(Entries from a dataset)

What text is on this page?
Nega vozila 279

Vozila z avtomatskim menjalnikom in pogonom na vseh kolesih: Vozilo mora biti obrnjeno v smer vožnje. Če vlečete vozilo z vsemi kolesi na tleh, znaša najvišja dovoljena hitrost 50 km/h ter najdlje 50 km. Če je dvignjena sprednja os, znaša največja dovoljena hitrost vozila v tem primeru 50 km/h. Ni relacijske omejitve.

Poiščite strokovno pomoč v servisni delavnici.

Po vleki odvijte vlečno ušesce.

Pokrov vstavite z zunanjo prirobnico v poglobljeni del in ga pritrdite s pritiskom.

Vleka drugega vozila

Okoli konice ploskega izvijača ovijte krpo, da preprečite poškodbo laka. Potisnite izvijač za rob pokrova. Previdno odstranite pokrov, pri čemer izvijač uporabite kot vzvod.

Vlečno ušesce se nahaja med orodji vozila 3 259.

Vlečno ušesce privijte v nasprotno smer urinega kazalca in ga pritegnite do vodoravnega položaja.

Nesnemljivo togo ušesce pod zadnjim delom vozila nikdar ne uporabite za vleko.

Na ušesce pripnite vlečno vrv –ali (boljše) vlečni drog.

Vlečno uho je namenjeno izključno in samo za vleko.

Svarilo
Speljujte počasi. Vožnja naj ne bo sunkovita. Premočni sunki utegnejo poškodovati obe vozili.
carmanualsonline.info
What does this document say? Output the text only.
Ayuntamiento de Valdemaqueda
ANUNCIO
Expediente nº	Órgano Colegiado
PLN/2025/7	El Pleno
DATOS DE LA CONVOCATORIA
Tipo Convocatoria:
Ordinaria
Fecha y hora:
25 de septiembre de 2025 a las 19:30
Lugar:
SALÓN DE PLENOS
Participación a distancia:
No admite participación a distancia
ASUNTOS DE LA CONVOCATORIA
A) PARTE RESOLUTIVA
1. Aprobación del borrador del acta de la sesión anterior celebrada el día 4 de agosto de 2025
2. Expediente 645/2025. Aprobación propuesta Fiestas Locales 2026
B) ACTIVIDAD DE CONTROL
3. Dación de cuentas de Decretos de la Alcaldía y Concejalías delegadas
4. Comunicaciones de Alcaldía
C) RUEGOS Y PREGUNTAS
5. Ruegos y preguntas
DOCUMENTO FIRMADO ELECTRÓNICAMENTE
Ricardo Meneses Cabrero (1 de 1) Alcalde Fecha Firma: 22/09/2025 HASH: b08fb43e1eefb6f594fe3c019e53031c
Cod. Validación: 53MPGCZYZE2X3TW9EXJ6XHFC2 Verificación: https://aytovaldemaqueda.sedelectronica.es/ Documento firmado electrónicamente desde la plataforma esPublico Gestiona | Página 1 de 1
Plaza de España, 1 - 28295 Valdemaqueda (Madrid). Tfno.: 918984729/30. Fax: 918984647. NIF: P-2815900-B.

> **Short exercise**
Reproduce the material precisely, including every line.

> **Finished answer**
What text is on this page?
Nega vozila 279

Vozila z avtomatskim menjalnikom in pogonom na vseh kolesih: Vozilo mora biti obrnjeno v smer vožnje. Če vlečete vozilo z vsemi kolesi na tleh, znaša najvišja dovoljena hitrost 50 km/h ter najdlje 50 km. Če je dvignjena sprednja os, znaša največja dovoljena hitrost vozila v tem primeru 50 km/h. Ni relacijske omejitve.

Poiščite strokovno pomoč v servisni delavnici.

Po vleki odvijte vlečno ušesce.

Pokrov vstavite z zunanjo prirobnico v poglobljeni del in ga pritrdite s pritiskom.

Vleka drugega vozila

Okoli konice ploskega izvijača ovijte krpo, da preprečite poškodbo laka. Potisnite izvijač za rob pokrova. Previdno odstranite pokrov, pri čemer izvijač uporabite kot vzvod.

Vlečno ušesce se nahaja med orodji vozila 3 259.

Vlečno ušesce privijte v nasprotno smer urinega kazalca in ga pritegnite do vodoravnega položaja.

Nesnemljivo togo ušesce pod zadnjim delom vozila nikdar ne uporabite za vleko.

Na ušesce pripnite vlečno vrv –ali (boljše) vlečni drog.

Vlečno uho je namenjeno izključno in samo za vleko.

Svarilo
Speljujte počasi. Vožnja naj ne bo sunkovita. Premočni sunki utegnejo poškodovati obe vozili.
carmanualsonline.info
What does this document say? Output the text only.
Ayuntamiento de Valdemaqueda
ANUNCIO
Expediente nº	Órgano Colegiado
PLN/2025/7	El Pleno
DATOS DE LA CONVOCATORIA
Tipo Convocatoria:
Ordinaria
Fecha y hora:
25 de septiembre de 2025 a las 19:30
Lugar:
SALÓN DE PLENOS
Participación a distancia:
No admite participación a distancia
ASUNTOS DE LA CONVOCATORIA
A) PARTE RESOLUTIVA
1. Aprobación del borrador del acta de la sesión anterior celebrada el día 4 de agosto de 2025
2. Expediente 645/2025. Aprobación propuesta Fiestas Locales 2026
B) ACTIVIDAD DE CONTROL
3. Dación de cuentas de Decretos de la Alcaldía y Concejalías delegadas
4. Comunicaciones de Alcaldía
C) RUEGOS Y PREGUNTAS
5. Ruegos y preguntas
DOCUMENTO FIRMADO ELECTRÓNICAMENTE
Ricardo Meneses Cabrero (1 de 1) Alcalde Fecha Firma: 22/09/2025 HASH: b08fb43e1eefb6f594fe3c019e53031c
Cod. Validación: 53MPGCZYZE2X3TW9EXJ6XHFC2 Verificación: https://aytovaldemaqueda.sedelectronica.es/ Documento firmado electrónicamente desde la plataforma esPublico Gestiona | Página 1 de 1
Plaza de España, 1 - 28295 Valdemaqueda (Madrid). Tfno.: 918984729/30. Fax: 918984647. NIF: P-2815900-B.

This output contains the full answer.